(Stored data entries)
::::::::::

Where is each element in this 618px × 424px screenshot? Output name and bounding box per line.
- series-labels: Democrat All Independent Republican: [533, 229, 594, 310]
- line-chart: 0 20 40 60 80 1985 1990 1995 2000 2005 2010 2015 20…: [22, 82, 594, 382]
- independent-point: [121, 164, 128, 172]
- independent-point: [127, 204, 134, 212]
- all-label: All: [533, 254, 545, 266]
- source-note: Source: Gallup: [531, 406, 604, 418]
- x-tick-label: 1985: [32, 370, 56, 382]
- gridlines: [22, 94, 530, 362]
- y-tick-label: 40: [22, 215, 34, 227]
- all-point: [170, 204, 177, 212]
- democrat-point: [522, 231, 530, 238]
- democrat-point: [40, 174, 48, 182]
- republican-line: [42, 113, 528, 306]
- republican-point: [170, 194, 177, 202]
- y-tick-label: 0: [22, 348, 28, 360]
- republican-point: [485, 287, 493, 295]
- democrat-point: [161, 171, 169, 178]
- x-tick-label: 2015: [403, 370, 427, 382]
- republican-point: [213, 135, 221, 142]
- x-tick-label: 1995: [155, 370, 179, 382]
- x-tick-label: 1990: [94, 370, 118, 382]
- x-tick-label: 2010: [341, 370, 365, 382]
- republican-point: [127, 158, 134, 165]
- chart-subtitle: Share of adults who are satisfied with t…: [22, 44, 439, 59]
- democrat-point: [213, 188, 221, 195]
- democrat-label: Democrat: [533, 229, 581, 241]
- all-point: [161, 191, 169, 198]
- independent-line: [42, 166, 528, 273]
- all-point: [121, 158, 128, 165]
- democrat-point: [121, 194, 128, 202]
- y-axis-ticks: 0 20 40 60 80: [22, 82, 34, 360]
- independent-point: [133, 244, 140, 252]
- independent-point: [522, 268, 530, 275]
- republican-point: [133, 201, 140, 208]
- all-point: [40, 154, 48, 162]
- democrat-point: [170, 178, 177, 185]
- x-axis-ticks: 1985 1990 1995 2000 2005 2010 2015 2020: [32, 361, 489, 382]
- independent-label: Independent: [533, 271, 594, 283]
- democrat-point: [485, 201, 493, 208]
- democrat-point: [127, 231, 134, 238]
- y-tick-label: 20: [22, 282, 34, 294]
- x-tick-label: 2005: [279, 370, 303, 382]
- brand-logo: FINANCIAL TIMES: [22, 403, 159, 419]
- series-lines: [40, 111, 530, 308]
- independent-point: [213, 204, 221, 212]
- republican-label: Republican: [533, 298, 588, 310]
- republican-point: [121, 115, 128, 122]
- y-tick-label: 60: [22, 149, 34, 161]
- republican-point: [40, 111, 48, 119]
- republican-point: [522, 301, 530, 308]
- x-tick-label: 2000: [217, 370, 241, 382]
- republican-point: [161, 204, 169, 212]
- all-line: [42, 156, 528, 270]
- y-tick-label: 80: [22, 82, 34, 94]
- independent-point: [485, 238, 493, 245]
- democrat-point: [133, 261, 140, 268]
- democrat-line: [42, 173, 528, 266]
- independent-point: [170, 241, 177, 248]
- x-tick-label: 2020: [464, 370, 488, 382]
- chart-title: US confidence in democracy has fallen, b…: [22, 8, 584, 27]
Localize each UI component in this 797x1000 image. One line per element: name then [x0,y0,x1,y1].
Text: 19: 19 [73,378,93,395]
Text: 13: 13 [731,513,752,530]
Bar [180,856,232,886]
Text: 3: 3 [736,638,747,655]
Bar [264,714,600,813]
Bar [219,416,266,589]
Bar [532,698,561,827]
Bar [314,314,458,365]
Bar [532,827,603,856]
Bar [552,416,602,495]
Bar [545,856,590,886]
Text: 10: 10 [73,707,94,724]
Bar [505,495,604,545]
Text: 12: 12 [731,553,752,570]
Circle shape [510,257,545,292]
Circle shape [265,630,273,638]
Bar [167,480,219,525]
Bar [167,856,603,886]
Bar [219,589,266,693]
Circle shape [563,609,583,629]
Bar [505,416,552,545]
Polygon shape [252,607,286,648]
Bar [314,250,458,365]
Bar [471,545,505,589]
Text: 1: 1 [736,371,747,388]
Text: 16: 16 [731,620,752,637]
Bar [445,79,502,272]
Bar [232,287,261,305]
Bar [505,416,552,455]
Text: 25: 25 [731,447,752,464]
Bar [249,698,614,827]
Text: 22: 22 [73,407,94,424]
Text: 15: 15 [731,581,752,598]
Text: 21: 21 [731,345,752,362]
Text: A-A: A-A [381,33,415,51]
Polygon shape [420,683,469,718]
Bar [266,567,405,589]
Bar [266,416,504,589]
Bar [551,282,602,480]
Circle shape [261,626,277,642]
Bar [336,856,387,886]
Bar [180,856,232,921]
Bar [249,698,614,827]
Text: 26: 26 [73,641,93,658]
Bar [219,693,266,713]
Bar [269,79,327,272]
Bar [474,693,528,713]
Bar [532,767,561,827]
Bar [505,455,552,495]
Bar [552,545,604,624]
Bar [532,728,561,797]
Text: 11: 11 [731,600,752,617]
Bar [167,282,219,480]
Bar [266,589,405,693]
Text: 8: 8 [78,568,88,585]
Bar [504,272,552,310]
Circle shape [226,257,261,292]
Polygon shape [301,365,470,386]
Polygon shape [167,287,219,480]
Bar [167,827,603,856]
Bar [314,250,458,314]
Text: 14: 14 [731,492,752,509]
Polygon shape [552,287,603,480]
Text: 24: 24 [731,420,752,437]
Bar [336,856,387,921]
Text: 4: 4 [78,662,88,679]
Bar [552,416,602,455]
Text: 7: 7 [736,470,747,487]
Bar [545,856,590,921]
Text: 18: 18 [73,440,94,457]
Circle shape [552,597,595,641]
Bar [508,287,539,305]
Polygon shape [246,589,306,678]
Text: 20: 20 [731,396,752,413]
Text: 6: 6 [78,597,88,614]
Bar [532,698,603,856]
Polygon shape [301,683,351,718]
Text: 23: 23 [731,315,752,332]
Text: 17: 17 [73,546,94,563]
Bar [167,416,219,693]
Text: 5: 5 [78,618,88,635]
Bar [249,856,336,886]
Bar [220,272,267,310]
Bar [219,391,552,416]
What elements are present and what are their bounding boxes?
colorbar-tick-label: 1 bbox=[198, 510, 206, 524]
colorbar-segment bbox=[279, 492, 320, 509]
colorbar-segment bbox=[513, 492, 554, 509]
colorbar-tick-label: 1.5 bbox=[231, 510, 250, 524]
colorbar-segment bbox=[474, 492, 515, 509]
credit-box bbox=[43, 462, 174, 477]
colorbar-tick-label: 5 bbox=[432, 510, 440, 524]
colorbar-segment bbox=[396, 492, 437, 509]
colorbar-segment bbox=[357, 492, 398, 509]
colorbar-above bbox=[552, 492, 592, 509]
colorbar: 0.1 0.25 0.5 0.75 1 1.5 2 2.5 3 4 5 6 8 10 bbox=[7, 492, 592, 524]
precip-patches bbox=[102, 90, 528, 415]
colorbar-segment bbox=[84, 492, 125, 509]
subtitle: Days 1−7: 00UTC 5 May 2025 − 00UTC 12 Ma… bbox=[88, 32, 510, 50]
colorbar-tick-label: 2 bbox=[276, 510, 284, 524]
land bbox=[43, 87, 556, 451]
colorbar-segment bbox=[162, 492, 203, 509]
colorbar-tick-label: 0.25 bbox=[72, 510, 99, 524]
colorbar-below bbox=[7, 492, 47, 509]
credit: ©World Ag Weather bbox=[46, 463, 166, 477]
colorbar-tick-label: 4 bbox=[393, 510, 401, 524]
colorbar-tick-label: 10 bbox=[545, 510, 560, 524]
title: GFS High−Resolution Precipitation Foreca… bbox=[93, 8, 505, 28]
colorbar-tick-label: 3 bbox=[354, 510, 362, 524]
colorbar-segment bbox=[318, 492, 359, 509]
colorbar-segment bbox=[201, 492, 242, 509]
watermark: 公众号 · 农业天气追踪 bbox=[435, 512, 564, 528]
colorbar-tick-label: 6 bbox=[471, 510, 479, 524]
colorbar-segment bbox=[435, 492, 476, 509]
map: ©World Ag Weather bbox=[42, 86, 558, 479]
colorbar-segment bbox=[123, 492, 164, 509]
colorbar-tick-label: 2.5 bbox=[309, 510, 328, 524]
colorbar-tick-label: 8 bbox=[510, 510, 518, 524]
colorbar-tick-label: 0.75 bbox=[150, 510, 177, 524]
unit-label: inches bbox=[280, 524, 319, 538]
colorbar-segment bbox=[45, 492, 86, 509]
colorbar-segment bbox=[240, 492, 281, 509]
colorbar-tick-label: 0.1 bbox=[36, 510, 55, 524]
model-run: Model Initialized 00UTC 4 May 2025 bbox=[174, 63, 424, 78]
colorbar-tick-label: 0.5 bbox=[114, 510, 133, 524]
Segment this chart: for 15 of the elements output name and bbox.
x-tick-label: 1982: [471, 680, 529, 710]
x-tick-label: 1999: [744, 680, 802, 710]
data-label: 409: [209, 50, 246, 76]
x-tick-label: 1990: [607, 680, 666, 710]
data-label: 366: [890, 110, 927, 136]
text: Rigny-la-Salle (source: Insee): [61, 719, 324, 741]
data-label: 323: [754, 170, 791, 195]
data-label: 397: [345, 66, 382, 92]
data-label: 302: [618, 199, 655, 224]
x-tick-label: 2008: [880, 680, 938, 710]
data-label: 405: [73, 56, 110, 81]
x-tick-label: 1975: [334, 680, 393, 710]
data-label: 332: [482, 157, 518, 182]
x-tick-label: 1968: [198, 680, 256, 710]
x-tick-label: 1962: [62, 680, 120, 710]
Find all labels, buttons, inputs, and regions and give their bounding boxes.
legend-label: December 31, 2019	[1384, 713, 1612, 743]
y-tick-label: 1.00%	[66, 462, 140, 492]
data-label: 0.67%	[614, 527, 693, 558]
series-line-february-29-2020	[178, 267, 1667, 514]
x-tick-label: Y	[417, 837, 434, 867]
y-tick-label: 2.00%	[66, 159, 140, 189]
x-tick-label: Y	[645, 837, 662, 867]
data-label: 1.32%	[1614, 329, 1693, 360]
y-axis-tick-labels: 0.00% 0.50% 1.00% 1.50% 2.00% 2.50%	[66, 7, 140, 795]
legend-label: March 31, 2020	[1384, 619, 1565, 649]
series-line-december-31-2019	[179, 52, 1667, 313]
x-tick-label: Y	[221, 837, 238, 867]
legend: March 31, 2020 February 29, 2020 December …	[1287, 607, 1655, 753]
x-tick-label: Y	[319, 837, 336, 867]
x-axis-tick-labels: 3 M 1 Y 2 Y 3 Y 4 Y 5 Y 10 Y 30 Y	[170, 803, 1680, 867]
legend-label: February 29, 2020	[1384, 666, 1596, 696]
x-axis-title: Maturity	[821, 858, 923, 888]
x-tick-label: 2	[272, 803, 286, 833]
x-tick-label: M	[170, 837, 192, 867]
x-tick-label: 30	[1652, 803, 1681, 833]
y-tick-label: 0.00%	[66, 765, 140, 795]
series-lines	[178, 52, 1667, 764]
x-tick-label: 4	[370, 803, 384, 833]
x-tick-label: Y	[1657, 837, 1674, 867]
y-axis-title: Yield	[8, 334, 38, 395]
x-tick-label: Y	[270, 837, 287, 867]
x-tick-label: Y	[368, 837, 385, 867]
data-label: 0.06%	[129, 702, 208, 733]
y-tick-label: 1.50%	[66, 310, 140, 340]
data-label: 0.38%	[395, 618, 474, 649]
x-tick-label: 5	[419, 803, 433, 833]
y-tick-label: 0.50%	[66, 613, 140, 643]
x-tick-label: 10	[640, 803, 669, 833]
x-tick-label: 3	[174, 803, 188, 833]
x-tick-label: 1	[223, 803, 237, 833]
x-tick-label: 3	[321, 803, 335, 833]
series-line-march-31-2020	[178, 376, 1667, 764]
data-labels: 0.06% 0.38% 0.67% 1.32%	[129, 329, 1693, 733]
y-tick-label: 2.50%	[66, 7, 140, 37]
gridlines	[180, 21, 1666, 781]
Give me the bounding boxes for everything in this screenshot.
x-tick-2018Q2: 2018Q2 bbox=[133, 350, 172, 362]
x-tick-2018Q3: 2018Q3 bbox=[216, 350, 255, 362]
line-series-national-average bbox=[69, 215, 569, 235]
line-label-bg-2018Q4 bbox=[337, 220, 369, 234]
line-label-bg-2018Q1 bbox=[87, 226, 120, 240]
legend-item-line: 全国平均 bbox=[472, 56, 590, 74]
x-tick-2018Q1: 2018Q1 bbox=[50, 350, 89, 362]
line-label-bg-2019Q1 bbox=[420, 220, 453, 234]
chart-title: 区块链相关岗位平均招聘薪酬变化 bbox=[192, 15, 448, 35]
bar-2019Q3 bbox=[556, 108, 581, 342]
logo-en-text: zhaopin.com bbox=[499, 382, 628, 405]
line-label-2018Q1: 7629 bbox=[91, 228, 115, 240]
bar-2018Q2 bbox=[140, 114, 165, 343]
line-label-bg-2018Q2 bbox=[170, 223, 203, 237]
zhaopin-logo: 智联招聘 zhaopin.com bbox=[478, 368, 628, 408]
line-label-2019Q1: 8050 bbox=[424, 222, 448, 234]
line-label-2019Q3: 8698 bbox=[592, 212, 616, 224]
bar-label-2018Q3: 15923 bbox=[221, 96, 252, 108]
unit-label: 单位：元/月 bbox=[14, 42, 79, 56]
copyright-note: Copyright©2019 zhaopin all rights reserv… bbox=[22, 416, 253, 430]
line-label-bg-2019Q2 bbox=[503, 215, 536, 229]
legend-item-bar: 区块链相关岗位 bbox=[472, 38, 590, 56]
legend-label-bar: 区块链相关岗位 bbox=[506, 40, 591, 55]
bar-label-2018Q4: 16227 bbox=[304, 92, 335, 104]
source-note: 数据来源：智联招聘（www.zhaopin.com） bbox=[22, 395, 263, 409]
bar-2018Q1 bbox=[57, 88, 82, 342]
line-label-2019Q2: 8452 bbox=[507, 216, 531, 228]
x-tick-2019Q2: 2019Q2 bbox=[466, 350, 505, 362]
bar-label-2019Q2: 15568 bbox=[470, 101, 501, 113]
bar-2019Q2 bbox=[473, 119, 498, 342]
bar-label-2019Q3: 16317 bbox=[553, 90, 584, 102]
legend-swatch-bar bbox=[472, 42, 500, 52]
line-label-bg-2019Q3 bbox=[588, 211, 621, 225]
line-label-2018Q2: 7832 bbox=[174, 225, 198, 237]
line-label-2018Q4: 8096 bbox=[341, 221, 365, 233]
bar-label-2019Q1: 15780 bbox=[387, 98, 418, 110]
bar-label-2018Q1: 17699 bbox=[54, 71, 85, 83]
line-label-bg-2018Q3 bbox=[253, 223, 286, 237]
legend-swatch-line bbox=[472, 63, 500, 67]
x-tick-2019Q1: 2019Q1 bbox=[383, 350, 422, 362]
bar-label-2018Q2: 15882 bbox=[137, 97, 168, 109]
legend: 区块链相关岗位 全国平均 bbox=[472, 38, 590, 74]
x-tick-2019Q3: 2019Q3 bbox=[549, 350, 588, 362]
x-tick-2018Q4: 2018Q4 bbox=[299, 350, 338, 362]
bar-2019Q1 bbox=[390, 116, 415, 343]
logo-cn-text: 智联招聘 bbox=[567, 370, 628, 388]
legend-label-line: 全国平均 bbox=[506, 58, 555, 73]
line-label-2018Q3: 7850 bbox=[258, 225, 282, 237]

::::::::::

Reproduce verbatim the lines of the entries above, from the first line through the line with "- republican-line: [42, 113, 528, 306]".

Where is each element in this 618px × 424px screenshot? Output name and bounding box per line.
- series-labels: Democrat All Independent Republican: [533, 229, 594, 310]
- line-chart: 0 20 40 60 80 1985 1990 1995 2000 2005 2010 2015 20…: [22, 82, 594, 382]
- independent-point: [121, 164, 128, 172]
- independent-point: [127, 204, 134, 212]
- all-label: All: [533, 254, 545, 266]
- source-note: Source: Gallup: [531, 406, 604, 418]
- x-tick-label: 1985: [32, 370, 56, 382]
- gridlines: [22, 94, 530, 362]
- y-tick-label: 40: [22, 215, 34, 227]
- all-point: [170, 204, 177, 212]
- democrat-point: [522, 231, 530, 238]
- democrat-point: [40, 174, 48, 182]
- republican-line: [42, 113, 528, 306]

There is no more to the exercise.